■ Short exercise ■
Look through the records below, and copy out every line that holds the string "subtitle".

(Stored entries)
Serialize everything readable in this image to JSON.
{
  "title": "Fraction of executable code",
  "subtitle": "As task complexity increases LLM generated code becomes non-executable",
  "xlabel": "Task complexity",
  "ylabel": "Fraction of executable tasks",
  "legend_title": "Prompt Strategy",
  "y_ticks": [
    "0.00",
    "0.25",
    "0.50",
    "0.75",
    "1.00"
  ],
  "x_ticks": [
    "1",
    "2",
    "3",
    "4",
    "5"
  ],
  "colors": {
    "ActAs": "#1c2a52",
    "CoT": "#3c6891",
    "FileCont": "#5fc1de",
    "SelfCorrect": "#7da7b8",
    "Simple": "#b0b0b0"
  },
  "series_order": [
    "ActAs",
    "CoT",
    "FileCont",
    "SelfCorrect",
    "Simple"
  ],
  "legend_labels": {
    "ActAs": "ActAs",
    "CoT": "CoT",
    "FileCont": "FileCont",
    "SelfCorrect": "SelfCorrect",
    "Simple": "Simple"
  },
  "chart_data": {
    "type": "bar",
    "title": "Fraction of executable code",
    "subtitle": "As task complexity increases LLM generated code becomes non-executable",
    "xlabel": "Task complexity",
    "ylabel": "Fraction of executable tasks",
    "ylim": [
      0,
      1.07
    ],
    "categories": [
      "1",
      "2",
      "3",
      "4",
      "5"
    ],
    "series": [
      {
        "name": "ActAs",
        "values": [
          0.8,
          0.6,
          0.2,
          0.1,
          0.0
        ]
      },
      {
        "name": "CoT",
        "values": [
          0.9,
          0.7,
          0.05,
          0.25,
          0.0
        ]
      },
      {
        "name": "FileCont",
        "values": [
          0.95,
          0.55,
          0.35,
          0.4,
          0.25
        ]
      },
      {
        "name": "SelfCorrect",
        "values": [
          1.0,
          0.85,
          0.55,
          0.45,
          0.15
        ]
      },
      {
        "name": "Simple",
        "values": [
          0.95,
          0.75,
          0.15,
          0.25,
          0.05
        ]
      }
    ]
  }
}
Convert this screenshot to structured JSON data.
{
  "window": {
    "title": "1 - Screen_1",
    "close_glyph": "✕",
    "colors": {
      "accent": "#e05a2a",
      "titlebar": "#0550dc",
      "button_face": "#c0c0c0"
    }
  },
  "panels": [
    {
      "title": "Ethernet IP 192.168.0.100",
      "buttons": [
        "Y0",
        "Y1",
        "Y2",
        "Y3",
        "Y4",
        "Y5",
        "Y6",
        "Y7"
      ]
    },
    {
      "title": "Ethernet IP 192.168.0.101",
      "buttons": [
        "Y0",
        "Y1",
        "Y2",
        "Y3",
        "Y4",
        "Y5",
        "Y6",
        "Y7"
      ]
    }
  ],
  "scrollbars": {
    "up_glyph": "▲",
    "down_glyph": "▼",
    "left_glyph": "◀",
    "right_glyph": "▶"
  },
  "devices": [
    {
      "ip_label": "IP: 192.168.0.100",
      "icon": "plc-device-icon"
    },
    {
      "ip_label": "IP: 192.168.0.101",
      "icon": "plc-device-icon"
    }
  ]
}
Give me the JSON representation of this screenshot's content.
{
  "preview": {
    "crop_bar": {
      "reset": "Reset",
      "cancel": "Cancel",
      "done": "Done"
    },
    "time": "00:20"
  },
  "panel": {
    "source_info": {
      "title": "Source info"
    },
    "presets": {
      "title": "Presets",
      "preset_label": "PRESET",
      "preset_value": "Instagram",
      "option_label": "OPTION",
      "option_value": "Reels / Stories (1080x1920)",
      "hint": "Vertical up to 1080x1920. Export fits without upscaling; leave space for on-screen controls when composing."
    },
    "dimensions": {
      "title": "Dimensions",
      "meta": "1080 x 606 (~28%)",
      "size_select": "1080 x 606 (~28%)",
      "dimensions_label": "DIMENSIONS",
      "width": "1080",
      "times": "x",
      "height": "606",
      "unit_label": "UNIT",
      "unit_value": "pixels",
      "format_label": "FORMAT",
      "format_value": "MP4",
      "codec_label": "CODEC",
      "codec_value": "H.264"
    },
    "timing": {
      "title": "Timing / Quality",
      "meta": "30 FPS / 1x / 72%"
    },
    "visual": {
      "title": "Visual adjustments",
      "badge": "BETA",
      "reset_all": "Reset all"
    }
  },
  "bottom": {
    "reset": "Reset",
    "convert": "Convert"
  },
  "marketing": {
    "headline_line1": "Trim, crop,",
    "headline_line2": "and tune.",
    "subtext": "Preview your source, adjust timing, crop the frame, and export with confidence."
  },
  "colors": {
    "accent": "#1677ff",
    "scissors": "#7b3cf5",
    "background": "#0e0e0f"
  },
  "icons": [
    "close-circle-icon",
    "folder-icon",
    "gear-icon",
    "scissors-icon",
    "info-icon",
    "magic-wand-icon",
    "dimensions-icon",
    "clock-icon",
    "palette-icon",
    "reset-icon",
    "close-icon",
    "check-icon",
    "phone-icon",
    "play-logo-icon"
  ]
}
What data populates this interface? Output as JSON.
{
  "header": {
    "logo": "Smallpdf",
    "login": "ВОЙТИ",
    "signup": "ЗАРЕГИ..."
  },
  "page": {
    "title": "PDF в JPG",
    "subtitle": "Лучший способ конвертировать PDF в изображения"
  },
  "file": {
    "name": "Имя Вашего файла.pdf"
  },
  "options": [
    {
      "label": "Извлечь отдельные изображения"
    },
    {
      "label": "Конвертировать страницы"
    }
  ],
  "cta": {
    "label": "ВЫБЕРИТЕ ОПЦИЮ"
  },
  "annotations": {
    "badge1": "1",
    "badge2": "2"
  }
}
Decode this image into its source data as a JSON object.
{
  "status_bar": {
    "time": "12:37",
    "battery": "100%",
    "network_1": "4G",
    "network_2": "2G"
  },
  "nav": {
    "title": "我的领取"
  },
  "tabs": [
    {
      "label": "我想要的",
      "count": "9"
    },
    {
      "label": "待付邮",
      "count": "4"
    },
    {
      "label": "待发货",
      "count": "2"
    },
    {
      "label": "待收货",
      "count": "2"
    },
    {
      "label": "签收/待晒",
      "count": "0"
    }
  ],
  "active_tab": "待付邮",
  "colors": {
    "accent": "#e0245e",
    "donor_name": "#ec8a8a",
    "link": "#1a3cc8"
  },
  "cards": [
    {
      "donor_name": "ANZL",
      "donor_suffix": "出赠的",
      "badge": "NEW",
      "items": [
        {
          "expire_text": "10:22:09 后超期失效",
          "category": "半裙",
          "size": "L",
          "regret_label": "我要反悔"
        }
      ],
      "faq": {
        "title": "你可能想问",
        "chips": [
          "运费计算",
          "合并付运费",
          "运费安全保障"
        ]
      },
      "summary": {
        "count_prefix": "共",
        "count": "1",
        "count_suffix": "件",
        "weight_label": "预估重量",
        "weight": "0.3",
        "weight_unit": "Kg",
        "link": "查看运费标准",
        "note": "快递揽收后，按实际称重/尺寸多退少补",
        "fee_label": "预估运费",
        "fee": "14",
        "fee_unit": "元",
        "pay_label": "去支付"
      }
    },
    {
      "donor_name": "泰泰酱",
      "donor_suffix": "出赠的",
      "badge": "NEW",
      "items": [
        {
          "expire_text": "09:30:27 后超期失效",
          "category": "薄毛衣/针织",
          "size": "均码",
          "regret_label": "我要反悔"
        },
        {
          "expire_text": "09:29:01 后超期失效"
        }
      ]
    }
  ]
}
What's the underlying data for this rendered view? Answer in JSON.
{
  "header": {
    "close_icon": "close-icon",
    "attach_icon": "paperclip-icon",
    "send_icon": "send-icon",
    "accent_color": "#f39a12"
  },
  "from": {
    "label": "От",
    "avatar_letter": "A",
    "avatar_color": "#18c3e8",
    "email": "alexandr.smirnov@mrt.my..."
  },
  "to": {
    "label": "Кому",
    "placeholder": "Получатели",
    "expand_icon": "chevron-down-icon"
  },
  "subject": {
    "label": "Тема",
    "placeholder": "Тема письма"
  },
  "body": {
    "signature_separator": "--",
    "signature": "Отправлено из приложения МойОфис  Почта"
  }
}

■ Task response ■
  "subtitle": "As task complexity increases LLM generated code becomes non-executable",
    "subtitle": "As task complexity increases LLM generated code becomes non-executable",
    "subtitle": "Лучший способ конвертировать PDF в изображения"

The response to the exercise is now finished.